- **TASK BRIEF**
Your copy of the material must match it exactly, except that pictures are dropped.
═════ MATERIAL
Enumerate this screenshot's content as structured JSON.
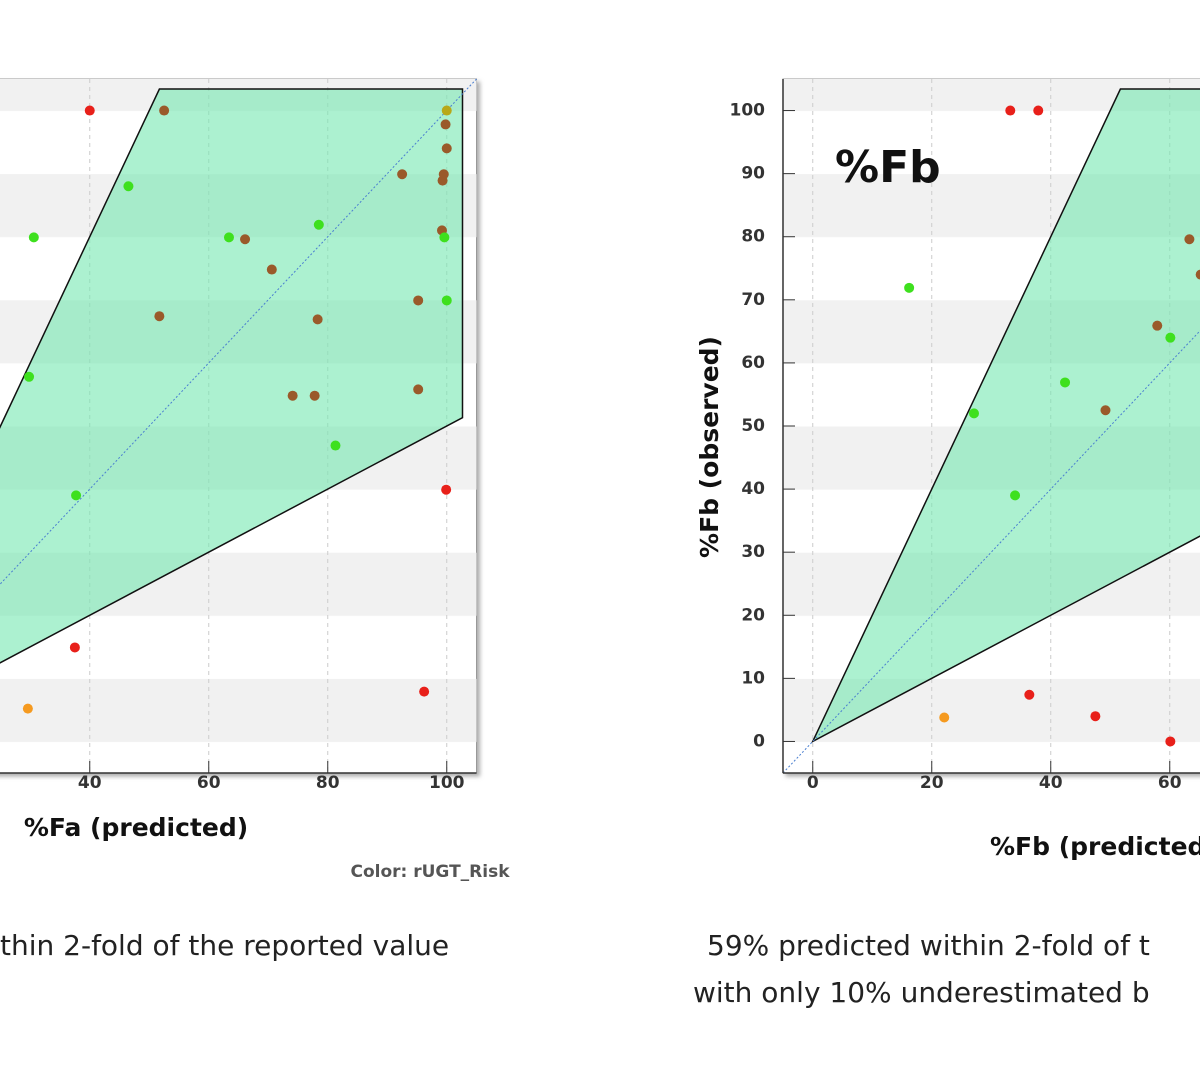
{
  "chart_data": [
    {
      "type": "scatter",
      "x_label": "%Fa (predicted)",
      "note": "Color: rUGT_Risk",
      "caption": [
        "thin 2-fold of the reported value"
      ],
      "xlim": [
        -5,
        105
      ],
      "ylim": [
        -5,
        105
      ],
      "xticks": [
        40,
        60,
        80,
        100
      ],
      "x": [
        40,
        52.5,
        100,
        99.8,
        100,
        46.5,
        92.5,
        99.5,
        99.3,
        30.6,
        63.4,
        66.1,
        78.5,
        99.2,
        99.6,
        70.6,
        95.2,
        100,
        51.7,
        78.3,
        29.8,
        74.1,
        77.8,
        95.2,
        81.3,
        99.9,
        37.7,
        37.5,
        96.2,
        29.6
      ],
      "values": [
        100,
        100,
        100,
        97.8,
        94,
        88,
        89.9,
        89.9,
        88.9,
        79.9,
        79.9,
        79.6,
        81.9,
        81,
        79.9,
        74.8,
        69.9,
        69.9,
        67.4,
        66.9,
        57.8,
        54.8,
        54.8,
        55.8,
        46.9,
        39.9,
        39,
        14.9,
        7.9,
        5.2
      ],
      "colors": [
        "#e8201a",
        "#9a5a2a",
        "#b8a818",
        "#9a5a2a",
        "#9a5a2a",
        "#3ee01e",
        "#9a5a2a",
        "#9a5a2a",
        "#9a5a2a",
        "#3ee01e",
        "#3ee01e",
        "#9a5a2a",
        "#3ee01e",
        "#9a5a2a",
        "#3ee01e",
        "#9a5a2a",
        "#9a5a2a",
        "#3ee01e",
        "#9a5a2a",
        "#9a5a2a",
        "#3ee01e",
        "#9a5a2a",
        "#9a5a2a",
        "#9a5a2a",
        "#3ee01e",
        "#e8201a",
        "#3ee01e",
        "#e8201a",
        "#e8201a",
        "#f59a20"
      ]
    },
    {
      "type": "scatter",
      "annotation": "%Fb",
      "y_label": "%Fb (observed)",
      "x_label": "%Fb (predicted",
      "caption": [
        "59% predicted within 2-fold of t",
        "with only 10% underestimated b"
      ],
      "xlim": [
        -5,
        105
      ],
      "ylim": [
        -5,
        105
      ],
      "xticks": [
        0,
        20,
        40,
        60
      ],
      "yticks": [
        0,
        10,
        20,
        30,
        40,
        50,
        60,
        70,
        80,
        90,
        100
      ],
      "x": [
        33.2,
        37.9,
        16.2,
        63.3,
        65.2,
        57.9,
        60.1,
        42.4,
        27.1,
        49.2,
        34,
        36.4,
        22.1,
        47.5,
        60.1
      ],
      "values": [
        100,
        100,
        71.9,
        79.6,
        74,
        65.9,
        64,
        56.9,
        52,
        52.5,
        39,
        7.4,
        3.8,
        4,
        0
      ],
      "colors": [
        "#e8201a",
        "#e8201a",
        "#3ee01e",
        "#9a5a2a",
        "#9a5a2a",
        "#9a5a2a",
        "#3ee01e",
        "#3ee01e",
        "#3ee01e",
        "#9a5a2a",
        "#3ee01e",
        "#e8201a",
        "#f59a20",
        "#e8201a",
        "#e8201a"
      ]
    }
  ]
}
══════════
- **SOLUTION FOR THIS EXERCISE**
Enumerate this screenshot's content as structured JSON.
{
  "chart_data": [
    {
      "type": "scatter",
      "x_label": "%Fa (predicted)",
      "note": "Color: rUGT_Risk",
      "caption": [
        "thin 2-fold of the reported value"
      ],
      "xlim": [
        -5,
        105
      ],
      "ylim": [
        -5,
        105
      ],
      "xticks": [
        40,
        60,
        80,
        100
      ],
      "x": [
        40,
        52.5,
        100,
        99.8,
        100,
        46.5,
        92.5,
        99.5,
        99.3,
        30.6,
        63.4,
        66.1,
        78.5,
        99.2,
        99.6,
        70.6,
        95.2,
        100,
        51.7,
        78.3,
        29.8,
        74.1,
        77.8,
        95.2,
        81.3,
        99.9,
        37.7,
        37.5,
        96.2,
        29.6
      ],
      "values": [
        100,
        100,
        100,
        97.8,
        94,
        88,
        89.9,
        89.9,
        88.9,
        79.9,
        79.9,
        79.6,
        81.9,
        81,
        79.9,
        74.8,
        69.9,
        69.9,
        67.4,
        66.9,
        57.8,
        54.8,
        54.8,
        55.8,
        46.9,
        39.9,
        39,
        14.9,
        7.9,
        5.2
      ],
      "colors": [
        "#e8201a",
        "#9a5a2a",
        "#b8a818",
        "#9a5a2a",
        "#9a5a2a",
        "#3ee01e",
        "#9a5a2a",
        "#9a5a2a",
        "#9a5a2a",
        "#3ee01e",
        "#3ee01e",
        "#9a5a2a",
        "#3ee01e",
        "#9a5a2a",
        "#3ee01e",
        "#9a5a2a",
        "#9a5a2a",
        "#3ee01e",
        "#9a5a2a",
        "#9a5a2a",
        "#3ee01e",
        "#9a5a2a",
        "#9a5a2a",
        "#9a5a2a",
        "#3ee01e",
        "#e8201a",
        "#3ee01e",
        "#e8201a",
        "#e8201a",
        "#f59a20"
      ]
    },
    {
      "type": "scatter",
      "annotation": "%Fb",
      "y_label": "%Fb (observed)",
      "x_label": "%Fb (predicted",
      "caption": [
        "59% predicted within 2-fold of t",
        "with only 10% underestimated b"
      ],
      "xlim": [
        -5,
        105
      ],
      "ylim": [
        -5,
        105
      ],
      "xticks": [
        0,
        20,
        40,
        60
      ],
      "yticks": [
        0,
        10,
        20,
        30,
        40,
        50,
        60,
        70,
        80,
        90,
        100
      ],
      "x": [
        33.2,
        37.9,
        16.2,
        63.3,
        65.2,
        57.9,
        60.1,
        42.4,
        27.1,
        49.2,
        34,
        36.4,
        22.1,
        47.5,
        60.1
      ],
      "values": [
        100,
        100,
        71.9,
        79.6,
        74,
        65.9,
        64,
        56.9,
        52,
        52.5,
        39,
        7.4,
        3.8,
        4,
        0
      ],
      "colors": [
        "#e8201a",
        "#e8201a",
        "#3ee01e",
        "#9a5a2a",
        "#9a5a2a",
        "#9a5a2a",
        "#3ee01e",
        "#3ee01e",
        "#3ee01e",
        "#9a5a2a",
        "#3ee01e",
        "#e8201a",
        "#f59a20",
        "#e8201a",
        "#e8201a"
      ]
    }
  ]
}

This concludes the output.